_Work to do_
Below are some entries. Output each one exactly as it appears.

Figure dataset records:

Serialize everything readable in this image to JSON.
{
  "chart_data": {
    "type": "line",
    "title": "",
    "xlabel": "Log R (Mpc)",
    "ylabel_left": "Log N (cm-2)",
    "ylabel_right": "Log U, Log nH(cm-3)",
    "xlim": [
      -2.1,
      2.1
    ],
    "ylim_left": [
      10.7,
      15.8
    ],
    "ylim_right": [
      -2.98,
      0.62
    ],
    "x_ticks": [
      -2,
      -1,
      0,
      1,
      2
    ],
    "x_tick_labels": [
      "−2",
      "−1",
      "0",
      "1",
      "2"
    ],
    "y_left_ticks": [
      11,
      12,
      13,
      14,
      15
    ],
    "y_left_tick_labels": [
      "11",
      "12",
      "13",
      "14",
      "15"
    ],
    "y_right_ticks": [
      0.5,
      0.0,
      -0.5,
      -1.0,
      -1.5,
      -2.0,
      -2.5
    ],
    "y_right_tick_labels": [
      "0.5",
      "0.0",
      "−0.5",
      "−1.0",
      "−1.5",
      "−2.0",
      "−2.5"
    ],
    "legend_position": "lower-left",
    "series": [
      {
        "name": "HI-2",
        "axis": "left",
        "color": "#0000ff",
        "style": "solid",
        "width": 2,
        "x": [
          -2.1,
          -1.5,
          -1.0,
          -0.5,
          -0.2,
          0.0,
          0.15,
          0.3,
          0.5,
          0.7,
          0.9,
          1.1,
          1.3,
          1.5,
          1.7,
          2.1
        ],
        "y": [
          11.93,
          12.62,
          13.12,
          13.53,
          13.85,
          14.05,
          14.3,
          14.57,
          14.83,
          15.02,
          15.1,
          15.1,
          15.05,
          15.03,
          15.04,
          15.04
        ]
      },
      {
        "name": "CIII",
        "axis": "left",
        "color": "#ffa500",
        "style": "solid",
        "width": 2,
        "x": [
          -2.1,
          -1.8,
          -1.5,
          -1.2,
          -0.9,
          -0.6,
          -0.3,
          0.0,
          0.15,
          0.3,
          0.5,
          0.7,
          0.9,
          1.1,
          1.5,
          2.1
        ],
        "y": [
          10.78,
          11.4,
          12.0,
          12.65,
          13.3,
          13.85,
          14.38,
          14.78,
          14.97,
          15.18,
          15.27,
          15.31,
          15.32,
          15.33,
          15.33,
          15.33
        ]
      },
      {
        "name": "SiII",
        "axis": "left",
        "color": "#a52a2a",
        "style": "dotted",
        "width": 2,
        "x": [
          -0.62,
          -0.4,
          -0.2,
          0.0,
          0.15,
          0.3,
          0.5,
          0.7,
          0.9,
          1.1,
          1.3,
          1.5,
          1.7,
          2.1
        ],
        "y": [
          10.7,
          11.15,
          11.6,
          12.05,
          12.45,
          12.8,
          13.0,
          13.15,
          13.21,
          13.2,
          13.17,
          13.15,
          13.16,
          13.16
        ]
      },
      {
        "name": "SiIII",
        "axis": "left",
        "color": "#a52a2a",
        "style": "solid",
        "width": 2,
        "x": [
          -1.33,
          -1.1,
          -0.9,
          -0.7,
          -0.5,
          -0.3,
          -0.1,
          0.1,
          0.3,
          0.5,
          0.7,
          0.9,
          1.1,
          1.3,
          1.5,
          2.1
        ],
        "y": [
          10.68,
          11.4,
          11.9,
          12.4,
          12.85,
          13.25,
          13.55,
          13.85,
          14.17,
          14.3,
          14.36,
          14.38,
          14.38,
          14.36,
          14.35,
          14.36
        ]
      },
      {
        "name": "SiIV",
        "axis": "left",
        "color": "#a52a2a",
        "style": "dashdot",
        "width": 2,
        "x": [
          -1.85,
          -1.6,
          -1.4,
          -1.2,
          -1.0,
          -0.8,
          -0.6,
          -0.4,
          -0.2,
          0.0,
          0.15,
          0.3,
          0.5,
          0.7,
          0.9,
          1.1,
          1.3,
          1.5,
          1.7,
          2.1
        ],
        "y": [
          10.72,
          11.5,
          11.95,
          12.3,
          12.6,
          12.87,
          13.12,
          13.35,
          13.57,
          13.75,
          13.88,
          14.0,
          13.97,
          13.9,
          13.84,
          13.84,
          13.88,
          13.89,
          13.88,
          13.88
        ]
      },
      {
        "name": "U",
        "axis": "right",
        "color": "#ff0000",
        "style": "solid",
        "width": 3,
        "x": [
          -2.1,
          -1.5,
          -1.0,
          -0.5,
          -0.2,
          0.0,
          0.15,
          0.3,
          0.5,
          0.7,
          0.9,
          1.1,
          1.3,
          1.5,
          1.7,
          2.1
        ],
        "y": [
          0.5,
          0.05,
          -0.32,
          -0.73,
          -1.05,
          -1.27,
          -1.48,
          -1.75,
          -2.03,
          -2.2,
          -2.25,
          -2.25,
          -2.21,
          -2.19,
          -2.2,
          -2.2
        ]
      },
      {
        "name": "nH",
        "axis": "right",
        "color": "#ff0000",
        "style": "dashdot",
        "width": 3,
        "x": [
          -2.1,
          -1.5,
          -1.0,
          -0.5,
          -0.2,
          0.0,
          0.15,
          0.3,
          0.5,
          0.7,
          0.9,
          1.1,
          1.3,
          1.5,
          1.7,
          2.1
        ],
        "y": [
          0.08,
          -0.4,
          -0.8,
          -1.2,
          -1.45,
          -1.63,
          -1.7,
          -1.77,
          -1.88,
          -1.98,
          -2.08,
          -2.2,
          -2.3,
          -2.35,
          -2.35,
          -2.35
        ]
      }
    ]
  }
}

_Output for this task_
Serialize everything readable in this image to JSON.
{
  "chart_data": {
    "type": "line",
    "title": "",
    "xlabel": "Log R (Mpc)",
    "ylabel_left": "Log N (cm-2)",
    "ylabel_right": "Log U, Log nH(cm-3)",
    "xlim": [
      -2.1,
      2.1
    ],
    "ylim_left": [
      10.7,
      15.8
    ],
    "ylim_right": [
      -2.98,
      0.62
    ],
    "x_ticks": [
      -2,
      -1,
      0,
      1,
      2
    ],
    "x_tick_labels": [
      "−2",
      "−1",
      "0",
      "1",
      "2"
    ],
    "y_left_ticks": [
      11,
      12,
      13,
      14,
      15
    ],
    "y_left_tick_labels": [
      "11",
      "12",
      "13",
      "14",
      "15"
    ],
    "y_right_ticks": [
      0.5,
      0.0,
      -0.5,
      -1.0,
      -1.5,
      -2.0,
      -2.5
    ],
    "y_right_tick_labels": [
      "0.5",
      "0.0",
      "−0.5",
      "−1.0",
      "−1.5",
      "−2.0",
      "−2.5"
    ],
    "legend_position": "lower-left",
    "series": [
      {
        "name": "HI-2",
        "axis": "left",
        "color": "#0000ff",
        "style": "solid",
        "width": 2,
        "x": [
          -2.1,
          -1.5,
          -1.0,
          -0.5,
          -0.2,
          0.0,
          0.15,
          0.3,
          0.5,
          0.7,
          0.9,
          1.1,
          1.3,
          1.5,
          1.7,
          2.1
        ],
        "y": [
          11.93,
          12.62,
          13.12,
          13.53,
          13.85,
          14.05,
          14.3,
          14.57,
          14.83,
          15.02,
          15.1,
          15.1,
          15.05,
          15.03,
          15.04,
          15.04
        ]
      },
      {
        "name": "CIII",
        "axis": "left",
        "color": "#ffa500",
        "style": "solid",
        "width": 2,
        "x": [
          -2.1,
          -1.8,
          -1.5,
          -1.2,
          -0.9,
          -0.6,
          -0.3,
          0.0,
          0.15,
          0.3,
          0.5,
          0.7,
          0.9,
          1.1,
          1.5,
          2.1
        ],
        "y": [
          10.78,
          11.4,
          12.0,
          12.65,
          13.3,
          13.85,
          14.38,
          14.78,
          14.97,
          15.18,
          15.27,
          15.31,
          15.32,
          15.33,
          15.33,
          15.33
        ]
      },
      {
        "name": "SiII",
        "axis": "left",
        "color": "#a52a2a",
        "style": "dotted",
        "width": 2,
        "x": [
          -0.62,
          -0.4,
          -0.2,
          0.0,
          0.15,
          0.3,
          0.5,
          0.7,
          0.9,
          1.1,
          1.3,
          1.5,
          1.7,
          2.1
        ],
        "y": [
          10.7,
          11.15,
          11.6,
          12.05,
          12.45,
          12.8,
          13.0,
          13.15,
          13.21,
          13.2,
          13.17,
          13.15,
          13.16,
          13.16
        ]
      },
      {
        "name": "SiIII",
        "axis": "left",
        "color": "#a52a2a",
        "style": "solid",
        "width": 2,
        "x": [
          -1.33,
          -1.1,
          -0.9,
          -0.7,
          -0.5,
          -0.3,
          -0.1,
          0.1,
          0.3,
          0.5,
          0.7,
          0.9,
          1.1,
          1.3,
          1.5,
          2.1
        ],
        "y": [
          10.68,
          11.4,
          11.9,
          12.4,
          12.85,
          13.25,
          13.55,
          13.85,
          14.17,
          14.3,
          14.36,
          14.38,
          14.38,
          14.36,
          14.35,
          14.36
        ]
      },
      {
        "name": "SiIV",
        "axis": "left",
        "color": "#a52a2a",
        "style": "dashdot",
        "width": 2,
        "x": [
          -1.85,
          -1.6,
          -1.4,
          -1.2,
          -1.0,
          -0.8,
          -0.6,
          -0.4,
          -0.2,
          0.0,
          0.15,
          0.3,
          0.5,
          0.7,
          0.9,
          1.1,
          1.3,
          1.5,
          1.7,
          2.1
        ],
        "y": [
          10.72,
          11.5,
          11.95,
          12.3,
          12.6,
          12.87,
          13.12,
          13.35,
          13.57,
          13.75,
          13.88,
          14.0,
          13.97,
          13.9,
          13.84,
          13.84,
          13.88,
          13.89,
          13.88,
          13.88
        ]
      },
      {
        "name": "U",
        "axis": "right",
        "color": "#ff0000",
        "style": "solid",
        "width": 3,
        "x": [
          -2.1,
          -1.5,
          -1.0,
          -0.5,
          -0.2,
          0.0,
          0.15,
          0.3,
          0.5,
          0.7,
          0.9,
          1.1,
          1.3,
          1.5,
          1.7,
          2.1
        ],
        "y": [
          0.5,
          0.05,
          -0.32,
          -0.73,
          -1.05,
          -1.27,
          -1.48,
          -1.75,
          -2.03,
          -2.2,
          -2.25,
          -2.25,
          -2.21,
          -2.19,
          -2.2,
          -2.2
        ]
      },
      {
        "name": "nH",
        "axis": "right",
        "color": "#ff0000",
        "style": "dashdot",
        "width": 3,
        "x": [
          -2.1,
          -1.5,
          -1.0,
          -0.5,
          -0.2,
          0.0,
          0.15,
          0.3,
          0.5,
          0.7,
          0.9,
          1.1,
          1.3,
          1.5,
          1.7,
          2.1
        ],
        "y": [
          0.08,
          -0.4,
          -0.8,
          -1.2,
          -1.45,
          -1.63,
          -1.7,
          -1.77,
          -1.88,
          -1.98,
          -2.08,
          -2.2,
          -2.3,
          -2.35,
          -2.35,
          -2.35
        ]
      }
    ]
  }
}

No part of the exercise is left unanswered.